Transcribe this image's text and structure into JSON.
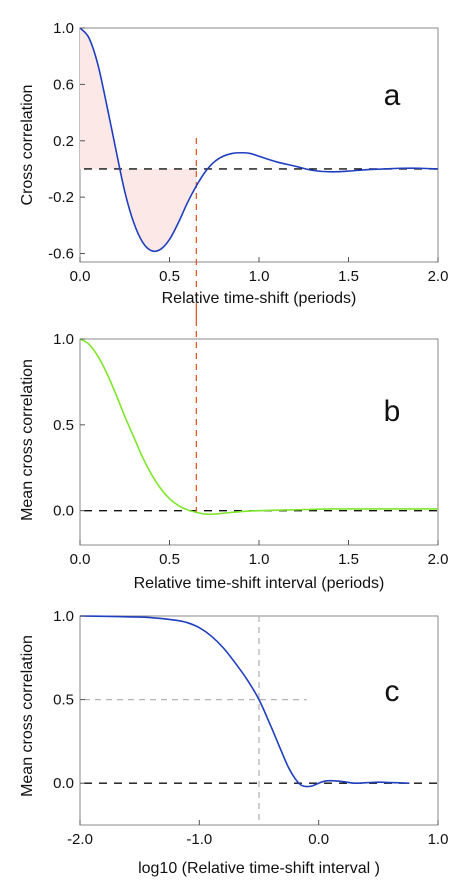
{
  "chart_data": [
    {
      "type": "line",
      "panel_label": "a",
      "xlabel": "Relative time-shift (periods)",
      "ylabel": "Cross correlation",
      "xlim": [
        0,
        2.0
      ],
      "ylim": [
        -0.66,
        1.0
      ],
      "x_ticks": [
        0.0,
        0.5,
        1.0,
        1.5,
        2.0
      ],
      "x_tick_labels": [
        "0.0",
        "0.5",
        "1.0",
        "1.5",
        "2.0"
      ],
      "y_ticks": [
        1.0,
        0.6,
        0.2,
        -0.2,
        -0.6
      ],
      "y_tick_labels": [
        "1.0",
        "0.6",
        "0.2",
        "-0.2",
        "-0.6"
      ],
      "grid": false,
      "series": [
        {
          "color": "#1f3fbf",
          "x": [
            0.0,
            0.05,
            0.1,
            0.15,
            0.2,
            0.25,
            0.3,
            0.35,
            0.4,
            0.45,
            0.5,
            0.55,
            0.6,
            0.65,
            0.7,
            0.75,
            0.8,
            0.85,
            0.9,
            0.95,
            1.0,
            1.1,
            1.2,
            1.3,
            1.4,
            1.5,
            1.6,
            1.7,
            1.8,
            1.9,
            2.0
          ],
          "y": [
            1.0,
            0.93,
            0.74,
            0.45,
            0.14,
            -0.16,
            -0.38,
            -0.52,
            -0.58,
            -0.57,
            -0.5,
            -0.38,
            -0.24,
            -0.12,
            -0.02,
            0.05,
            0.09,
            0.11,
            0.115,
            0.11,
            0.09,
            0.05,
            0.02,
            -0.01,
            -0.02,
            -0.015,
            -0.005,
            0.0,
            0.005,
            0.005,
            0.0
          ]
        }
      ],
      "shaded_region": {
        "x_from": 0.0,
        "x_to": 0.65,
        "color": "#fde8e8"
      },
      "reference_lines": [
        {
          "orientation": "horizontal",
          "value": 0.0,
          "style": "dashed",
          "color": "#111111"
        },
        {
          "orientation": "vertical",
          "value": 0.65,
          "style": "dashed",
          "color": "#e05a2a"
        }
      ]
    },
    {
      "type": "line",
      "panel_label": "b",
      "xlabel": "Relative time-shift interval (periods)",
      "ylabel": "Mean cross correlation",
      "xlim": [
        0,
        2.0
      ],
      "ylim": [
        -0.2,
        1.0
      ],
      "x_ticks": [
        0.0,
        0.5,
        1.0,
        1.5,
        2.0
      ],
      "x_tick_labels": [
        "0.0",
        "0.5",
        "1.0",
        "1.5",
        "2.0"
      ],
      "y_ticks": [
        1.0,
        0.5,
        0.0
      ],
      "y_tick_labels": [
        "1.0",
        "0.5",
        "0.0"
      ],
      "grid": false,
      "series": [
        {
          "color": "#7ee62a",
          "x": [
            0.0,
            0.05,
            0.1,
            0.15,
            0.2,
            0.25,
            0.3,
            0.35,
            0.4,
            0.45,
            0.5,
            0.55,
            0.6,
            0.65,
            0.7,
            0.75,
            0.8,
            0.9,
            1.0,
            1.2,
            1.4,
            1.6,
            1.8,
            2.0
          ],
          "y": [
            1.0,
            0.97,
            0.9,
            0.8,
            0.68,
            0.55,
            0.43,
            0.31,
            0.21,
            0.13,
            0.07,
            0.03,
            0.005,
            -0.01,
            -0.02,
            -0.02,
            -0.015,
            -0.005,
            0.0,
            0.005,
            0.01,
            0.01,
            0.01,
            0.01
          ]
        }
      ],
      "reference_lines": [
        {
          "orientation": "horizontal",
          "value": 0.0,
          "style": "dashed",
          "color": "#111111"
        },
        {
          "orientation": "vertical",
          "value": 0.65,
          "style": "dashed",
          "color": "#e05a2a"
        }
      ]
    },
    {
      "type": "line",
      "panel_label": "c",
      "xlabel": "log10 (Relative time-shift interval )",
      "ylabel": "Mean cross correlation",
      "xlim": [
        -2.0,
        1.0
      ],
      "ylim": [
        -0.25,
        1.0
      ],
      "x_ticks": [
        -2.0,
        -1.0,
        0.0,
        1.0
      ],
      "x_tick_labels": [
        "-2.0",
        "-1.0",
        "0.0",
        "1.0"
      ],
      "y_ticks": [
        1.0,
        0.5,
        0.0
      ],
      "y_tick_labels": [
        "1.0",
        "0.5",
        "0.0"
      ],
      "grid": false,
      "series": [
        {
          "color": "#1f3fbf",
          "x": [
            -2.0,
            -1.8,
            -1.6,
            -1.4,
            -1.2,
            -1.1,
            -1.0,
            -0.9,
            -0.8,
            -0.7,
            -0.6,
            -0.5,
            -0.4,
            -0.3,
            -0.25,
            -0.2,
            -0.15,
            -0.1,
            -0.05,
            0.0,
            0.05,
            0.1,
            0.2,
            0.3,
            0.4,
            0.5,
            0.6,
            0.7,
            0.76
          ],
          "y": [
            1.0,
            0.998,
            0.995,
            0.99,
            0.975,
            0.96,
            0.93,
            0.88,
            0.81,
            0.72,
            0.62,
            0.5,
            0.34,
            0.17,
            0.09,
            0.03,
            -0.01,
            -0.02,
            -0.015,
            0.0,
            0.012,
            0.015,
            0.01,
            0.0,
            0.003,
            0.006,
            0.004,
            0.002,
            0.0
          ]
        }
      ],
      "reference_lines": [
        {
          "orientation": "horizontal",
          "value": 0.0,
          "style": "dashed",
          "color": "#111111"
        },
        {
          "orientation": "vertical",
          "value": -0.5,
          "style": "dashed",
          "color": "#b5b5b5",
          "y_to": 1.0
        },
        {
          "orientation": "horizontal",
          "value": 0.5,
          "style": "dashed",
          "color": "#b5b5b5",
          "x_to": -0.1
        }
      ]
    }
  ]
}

What is being asked
Print the whole listing above once more, word for word, without its pictures.

Result for this task
Transcribe this image's text and structure into JSON.
{
  "chart_data": [
    {
      "type": "line",
      "panel_label": "a",
      "xlabel": "Relative time-shift (periods)",
      "ylabel": "Cross correlation",
      "xlim": [
        0,
        2.0
      ],
      "ylim": [
        -0.66,
        1.0
      ],
      "x_ticks": [
        0.0,
        0.5,
        1.0,
        1.5,
        2.0
      ],
      "x_tick_labels": [
        "0.0",
        "0.5",
        "1.0",
        "1.5",
        "2.0"
      ],
      "y_ticks": [
        1.0,
        0.6,
        0.2,
        -0.2,
        -0.6
      ],
      "y_tick_labels": [
        "1.0",
        "0.6",
        "0.2",
        "-0.2",
        "-0.6"
      ],
      "grid": false,
      "series": [
        {
          "color": "#1f3fbf",
          "x": [
            0.0,
            0.05,
            0.1,
            0.15,
            0.2,
            0.25,
            0.3,
            0.35,
            0.4,
            0.45,
            0.5,
            0.55,
            0.6,
            0.65,
            0.7,
            0.75,
            0.8,
            0.85,
            0.9,
            0.95,
            1.0,
            1.1,
            1.2,
            1.3,
            1.4,
            1.5,
            1.6,
            1.7,
            1.8,
            1.9,
            2.0
          ],
          "y": [
            1.0,
            0.93,
            0.74,
            0.45,
            0.14,
            -0.16,
            -0.38,
            -0.52,
            -0.58,
            -0.57,
            -0.5,
            -0.38,
            -0.24,
            -0.12,
            -0.02,
            0.05,
            0.09,
            0.11,
            0.115,
            0.11,
            0.09,
            0.05,
            0.02,
            -0.01,
            -0.02,
            -0.015,
            -0.005,
            0.0,
            0.005,
            0.005,
            0.0
          ]
        }
      ],
      "shaded_region": {
        "x_from": 0.0,
        "x_to": 0.65,
        "color": "#fde8e8"
      },
      "reference_lines": [
        {
          "orientation": "horizontal",
          "value": 0.0,
          "style": "dashed",
          "color": "#111111"
        },
        {
          "orientation": "vertical",
          "value": 0.65,
          "style": "dashed",
          "color": "#e05a2a"
        }
      ]
    },
    {
      "type": "line",
      "panel_label": "b",
      "xlabel": "Relative time-shift interval (periods)",
      "ylabel": "Mean cross correlation",
      "xlim": [
        0,
        2.0
      ],
      "ylim": [
        -0.2,
        1.0
      ],
      "x_ticks": [
        0.0,
        0.5,
        1.0,
        1.5,
        2.0
      ],
      "x_tick_labels": [
        "0.0",
        "0.5",
        "1.0",
        "1.5",
        "2.0"
      ],
      "y_ticks": [
        1.0,
        0.5,
        0.0
      ],
      "y_tick_labels": [
        "1.0",
        "0.5",
        "0.0"
      ],
      "grid": false,
      "series": [
        {
          "color": "#7ee62a",
          "x": [
            0.0,
            0.05,
            0.1,
            0.15,
            0.2,
            0.25,
            0.3,
            0.35,
            0.4,
            0.45,
            0.5,
            0.55,
            0.6,
            0.65,
            0.7,
            0.75,
            0.8,
            0.9,
            1.0,
            1.2,
            1.4,
            1.6,
            1.8,
            2.0
          ],
          "y": [
            1.0,
            0.97,
            0.9,
            0.8,
            0.68,
            0.55,
            0.43,
            0.31,
            0.21,
            0.13,
            0.07,
            0.03,
            0.005,
            -0.01,
            -0.02,
            -0.02,
            -0.015,
            -0.005,
            0.0,
            0.005,
            0.01,
            0.01,
            0.01,
            0.01
          ]
        }
      ],
      "reference_lines": [
        {
          "orientation": "horizontal",
          "value": 0.0,
          "style": "dashed",
          "color": "#111111"
        },
        {
          "orientation": "vertical",
          "value": 0.65,
          "style": "dashed",
          "color": "#e05a2a"
        }
      ]
    },
    {
      "type": "line",
      "panel_label": "c",
      "xlabel": "log10 (Relative time-shift interval )",
      "ylabel": "Mean cross correlation",
      "xlim": [
        -2.0,
        1.0
      ],
      "ylim": [
        -0.25,
        1.0
      ],
      "x_ticks": [
        -2.0,
        -1.0,
        0.0,
        1.0
      ],
      "x_tick_labels": [
        "-2.0",
        "-1.0",
        "0.0",
        "1.0"
      ],
      "y_ticks": [
        1.0,
        0.5,
        0.0
      ],
      "y_tick_labels": [
        "1.0",
        "0.5",
        "0.0"
      ],
      "grid": false,
      "series": [
        {
          "color": "#1f3fbf",
          "x": [
            -2.0,
            -1.8,
            -1.6,
            -1.4,
            -1.2,
            -1.1,
            -1.0,
            -0.9,
            -0.8,
            -0.7,
            -0.6,
            -0.5,
            -0.4,
            -0.3,
            -0.25,
            -0.2,
            -0.15,
            -0.1,
            -0.05,
            0.0,
            0.05,
            0.1,
            0.2,
            0.3,
            0.4,
            0.5,
            0.6,
            0.7,
            0.76
          ],
          "y": [
            1.0,
            0.998,
            0.995,
            0.99,
            0.975,
            0.96,
            0.93,
            0.88,
            0.81,
            0.72,
            0.62,
            0.5,
            0.34,
            0.17,
            0.09,
            0.03,
            -0.01,
            -0.02,
            -0.015,
            0.0,
            0.012,
            0.015,
            0.01,
            0.0,
            0.003,
            0.006,
            0.004,
            0.002,
            0.0
          ]
        }
      ],
      "reference_lines": [
        {
          "orientation": "horizontal",
          "value": 0.0,
          "style": "dashed",
          "color": "#111111"
        },
        {
          "orientation": "vertical",
          "value": -0.5,
          "style": "dashed",
          "color": "#b5b5b5",
          "y_to": 1.0
        },
        {
          "orientation": "horizontal",
          "value": 0.5,
          "style": "dashed",
          "color": "#b5b5b5",
          "x_to": -0.1
        }
      ]
    }
  ]
}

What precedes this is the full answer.